Task
Locate the line that contains "Output a JSON". Print it and each following line through the end of the listing, verbatim, and nothing more.
##### Data records #####
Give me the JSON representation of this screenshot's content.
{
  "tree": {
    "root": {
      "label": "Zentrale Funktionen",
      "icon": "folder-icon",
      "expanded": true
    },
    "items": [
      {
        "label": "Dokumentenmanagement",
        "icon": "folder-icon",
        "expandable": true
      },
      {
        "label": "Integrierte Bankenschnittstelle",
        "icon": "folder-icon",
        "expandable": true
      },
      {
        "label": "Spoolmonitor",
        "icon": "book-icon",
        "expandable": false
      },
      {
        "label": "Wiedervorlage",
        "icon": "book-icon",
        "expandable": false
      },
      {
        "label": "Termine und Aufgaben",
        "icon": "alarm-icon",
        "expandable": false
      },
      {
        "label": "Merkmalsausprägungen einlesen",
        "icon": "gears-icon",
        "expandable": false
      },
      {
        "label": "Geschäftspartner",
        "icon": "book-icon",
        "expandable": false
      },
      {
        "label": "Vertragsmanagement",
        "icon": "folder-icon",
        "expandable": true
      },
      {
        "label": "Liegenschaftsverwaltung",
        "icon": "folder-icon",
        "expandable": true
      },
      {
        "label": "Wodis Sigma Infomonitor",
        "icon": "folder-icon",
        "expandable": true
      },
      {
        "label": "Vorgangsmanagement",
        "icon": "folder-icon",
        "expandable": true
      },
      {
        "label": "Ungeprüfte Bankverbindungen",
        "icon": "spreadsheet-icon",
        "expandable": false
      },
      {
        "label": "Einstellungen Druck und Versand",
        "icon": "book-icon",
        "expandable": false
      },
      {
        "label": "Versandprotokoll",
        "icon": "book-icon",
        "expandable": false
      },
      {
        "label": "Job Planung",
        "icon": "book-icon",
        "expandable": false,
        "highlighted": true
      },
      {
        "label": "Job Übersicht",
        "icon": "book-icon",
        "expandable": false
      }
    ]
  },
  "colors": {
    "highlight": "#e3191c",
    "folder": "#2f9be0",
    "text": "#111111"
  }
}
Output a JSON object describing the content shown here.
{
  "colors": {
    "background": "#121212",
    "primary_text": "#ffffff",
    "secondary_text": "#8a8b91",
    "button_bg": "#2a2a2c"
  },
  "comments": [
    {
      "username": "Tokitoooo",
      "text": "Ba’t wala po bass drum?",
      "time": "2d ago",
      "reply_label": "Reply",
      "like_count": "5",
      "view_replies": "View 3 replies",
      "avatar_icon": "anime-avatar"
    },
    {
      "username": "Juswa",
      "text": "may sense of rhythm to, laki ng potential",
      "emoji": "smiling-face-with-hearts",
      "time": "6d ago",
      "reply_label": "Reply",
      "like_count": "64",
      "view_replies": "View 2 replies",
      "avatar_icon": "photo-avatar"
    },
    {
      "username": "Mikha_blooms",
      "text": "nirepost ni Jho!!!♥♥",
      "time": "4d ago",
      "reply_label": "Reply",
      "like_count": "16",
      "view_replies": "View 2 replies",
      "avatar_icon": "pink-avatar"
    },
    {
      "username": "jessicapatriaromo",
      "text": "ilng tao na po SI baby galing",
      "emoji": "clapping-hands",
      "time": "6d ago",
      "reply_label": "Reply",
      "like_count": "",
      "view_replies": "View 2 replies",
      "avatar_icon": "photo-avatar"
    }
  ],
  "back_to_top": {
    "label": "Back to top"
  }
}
#####
Answer
Output a JSON object describing the content shown here.
{
  "colors": {
    "background": "#121212",
    "primary_text": "#ffffff",
    "secondary_text": "#8a8b91",
    "button_bg": "#2a2a2c"
  },
  "comments": [
    {
      "username": "Tokitoooo",
      "text": "Ba’t wala po bass drum?",
      "time": "2d ago",
      "reply_label": "Reply",
      "like_count": "5",
      "view_replies": "View 3 replies",
      "avatar_icon": "anime-avatar"
    },
    {
      "username": "Juswa",
      "text": "may sense of rhythm to, laki ng potential",
      "emoji": "smiling-face-with-hearts",
      "time": "6d ago",
      "reply_label": "Reply",
      "like_count": "64",
      "view_replies": "View 2 replies",
      "avatar_icon": "photo-avatar"
    },
    {
      "username": "Mikha_blooms",
      "text": "nirepost ni Jho!!!♥♥",
      "time": "4d ago",
      "reply_label": "Reply",
      "like_count": "16",
      "view_replies": "View 2 replies",
      "avatar_icon": "pink-avatar"
    },
    {
      "username": "jessicapatriaromo",
      "text": "ilng tao na po SI baby galing",
      "emoji": "clapping-hands",
      "time": "6d ago",
      "reply_label": "Reply",
      "like_count": "",
      "view_replies": "View 2 replies",
      "avatar_icon": "photo-avatar"
    }
  ],
  "back_to_top": {
    "label": "Back to top"
  }
}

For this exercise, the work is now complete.